Omit all pictures, then retype the data exactly as given.

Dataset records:
***

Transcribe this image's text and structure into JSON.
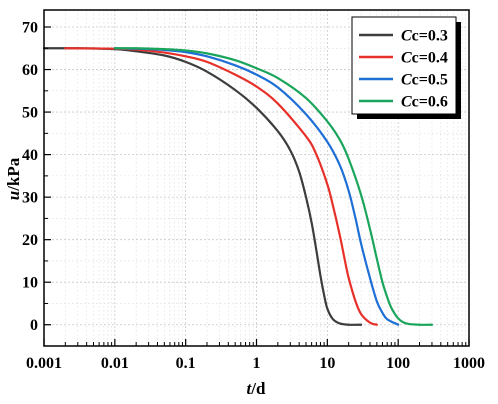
{
  "chart_data": {
    "type": "line",
    "xscale": "log",
    "xlim": [
      0.001,
      1000
    ],
    "ylim": [
      -5,
      74
    ],
    "xlabel": {
      "italic": "t",
      "rest": "/d"
    },
    "ylabel": {
      "italic": "u",
      "rest": "/kPa"
    },
    "xticks": [
      0.001,
      0.01,
      0.1,
      1,
      10,
      100,
      1000
    ],
    "xtick_labels": [
      "0.001",
      "0.01",
      "0.1",
      "1",
      "10",
      "100",
      "1000"
    ],
    "yticks": [
      0,
      10,
      20,
      30,
      40,
      50,
      60,
      70
    ],
    "ytick_labels": [
      "0",
      "10",
      "20",
      "30",
      "40",
      "50",
      "60",
      "70"
    ],
    "grid": true,
    "legend_position": "top-right",
    "series": [
      {
        "name": "Cc=0.3",
        "name_italic": "C",
        "name_rest": "c=0.3",
        "color": "#3d3d3d",
        "x": [
          0.001,
          0.003,
          0.01,
          0.02,
          0.05,
          0.1,
          0.2,
          0.5,
          1,
          2,
          3,
          4,
          5,
          6,
          7,
          8,
          9,
          10,
          12,
          15,
          20,
          30
        ],
        "y": [
          65,
          65,
          64.8,
          64.3,
          63.3,
          61.8,
          59.5,
          55.2,
          51,
          45.5,
          41,
          36,
          30,
          24,
          17.5,
          11.5,
          7,
          3.8,
          1.3,
          0.3,
          0,
          0
        ]
      },
      {
        "name": "Cc=0.4",
        "name_italic": "C",
        "name_rest": "c=0.4",
        "color": "#e8302a",
        "x": [
          0.002,
          0.01,
          0.02,
          0.05,
          0.1,
          0.2,
          0.5,
          1,
          2,
          5,
          7,
          10,
          12,
          15,
          18,
          20,
          25,
          30,
          40,
          50
        ],
        "y": [
          65,
          64.9,
          64.7,
          64,
          63.1,
          61.8,
          58.8,
          56,
          52,
          44.3,
          40,
          33,
          28,
          21,
          14.5,
          11,
          5.5,
          2.5,
          0.5,
          0
        ]
      },
      {
        "name": "Cc=0.5",
        "name_italic": "C",
        "name_rest": "c=0.5",
        "color": "#1e6fd6",
        "x": [
          0.01,
          0.02,
          0.05,
          0.1,
          0.2,
          0.5,
          1,
          2,
          5,
          10,
          15,
          20,
          25,
          30,
          40,
          50,
          60,
          70,
          100
        ],
        "y": [
          65,
          64.9,
          64.6,
          64.1,
          63.1,
          61,
          58.8,
          55.8,
          49.5,
          43,
          37.5,
          31.5,
          25,
          19,
          11,
          5.5,
          2.8,
          1.3,
          0
        ]
      },
      {
        "name": "Cc=0.6",
        "name_italic": "C",
        "name_rest": "c=0.6",
        "color": "#1aa55c",
        "x": [
          0.01,
          0.02,
          0.05,
          0.1,
          0.2,
          0.5,
          1,
          2,
          5,
          10,
          15,
          20,
          30,
          40,
          50,
          60,
          70,
          80,
          100,
          130,
          200,
          300
        ],
        "y": [
          65,
          65,
          64.8,
          64.5,
          63.8,
          62.2,
          60.3,
          58,
          53.3,
          47.8,
          43.5,
          39,
          30.5,
          22.5,
          15.5,
          10,
          6.5,
          4,
          1.5,
          0.3,
          0,
          0
        ]
      }
    ]
  }
}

***

**Problem solution:**
Transcribe this image's text and structure into JSON.
{
  "chart_data": {
    "type": "line",
    "xscale": "log",
    "xlim": [
      0.001,
      1000
    ],
    "ylim": [
      -5,
      74
    ],
    "xlabel": {
      "italic": "t",
      "rest": "/d"
    },
    "ylabel": {
      "italic": "u",
      "rest": "/kPa"
    },
    "xticks": [
      0.001,
      0.01,
      0.1,
      1,
      10,
      100,
      1000
    ],
    "xtick_labels": [
      "0.001",
      "0.01",
      "0.1",
      "1",
      "10",
      "100",
      "1000"
    ],
    "yticks": [
      0,
      10,
      20,
      30,
      40,
      50,
      60,
      70
    ],
    "ytick_labels": [
      "0",
      "10",
      "20",
      "30",
      "40",
      "50",
      "60",
      "70"
    ],
    "grid": true,
    "legend_position": "top-right",
    "series": [
      {
        "name": "Cc=0.3",
        "name_italic": "C",
        "name_rest": "c=0.3",
        "color": "#3d3d3d",
        "x": [
          0.001,
          0.003,
          0.01,
          0.02,
          0.05,
          0.1,
          0.2,
          0.5,
          1,
          2,
          3,
          4,
          5,
          6,
          7,
          8,
          9,
          10,
          12,
          15,
          20,
          30
        ],
        "y": [
          65,
          65,
          64.8,
          64.3,
          63.3,
          61.8,
          59.5,
          55.2,
          51,
          45.5,
          41,
          36,
          30,
          24,
          17.5,
          11.5,
          7,
          3.8,
          1.3,
          0.3,
          0,
          0
        ]
      },
      {
        "name": "Cc=0.4",
        "name_italic": "C",
        "name_rest": "c=0.4",
        "color": "#e8302a",
        "x": [
          0.002,
          0.01,
          0.02,
          0.05,
          0.1,
          0.2,
          0.5,
          1,
          2,
          5,
          7,
          10,
          12,
          15,
          18,
          20,
          25,
          30,
          40,
          50
        ],
        "y": [
          65,
          64.9,
          64.7,
          64,
          63.1,
          61.8,
          58.8,
          56,
          52,
          44.3,
          40,
          33,
          28,
          21,
          14.5,
          11,
          5.5,
          2.5,
          0.5,
          0
        ]
      },
      {
        "name": "Cc=0.5",
        "name_italic": "C",
        "name_rest": "c=0.5",
        "color": "#1e6fd6",
        "x": [
          0.01,
          0.02,
          0.05,
          0.1,
          0.2,
          0.5,
          1,
          2,
          5,
          10,
          15,
          20,
          25,
          30,
          40,
          50,
          60,
          70,
          100
        ],
        "y": [
          65,
          64.9,
          64.6,
          64.1,
          63.1,
          61,
          58.8,
          55.8,
          49.5,
          43,
          37.5,
          31.5,
          25,
          19,
          11,
          5.5,
          2.8,
          1.3,
          0
        ]
      },
      {
        "name": "Cc=0.6",
        "name_italic": "C",
        "name_rest": "c=0.6",
        "color": "#1aa55c",
        "x": [
          0.01,
          0.02,
          0.05,
          0.1,
          0.2,
          0.5,
          1,
          2,
          5,
          10,
          15,
          20,
          30,
          40,
          50,
          60,
          70,
          80,
          100,
          130,
          200,
          300
        ],
        "y": [
          65,
          65,
          64.8,
          64.5,
          63.8,
          62.2,
          60.3,
          58,
          53.3,
          47.8,
          43.5,
          39,
          30.5,
          22.5,
          15.5,
          10,
          6.5,
          4,
          1.5,
          0.3,
          0,
          0
        ]
      }
    ]
  }
}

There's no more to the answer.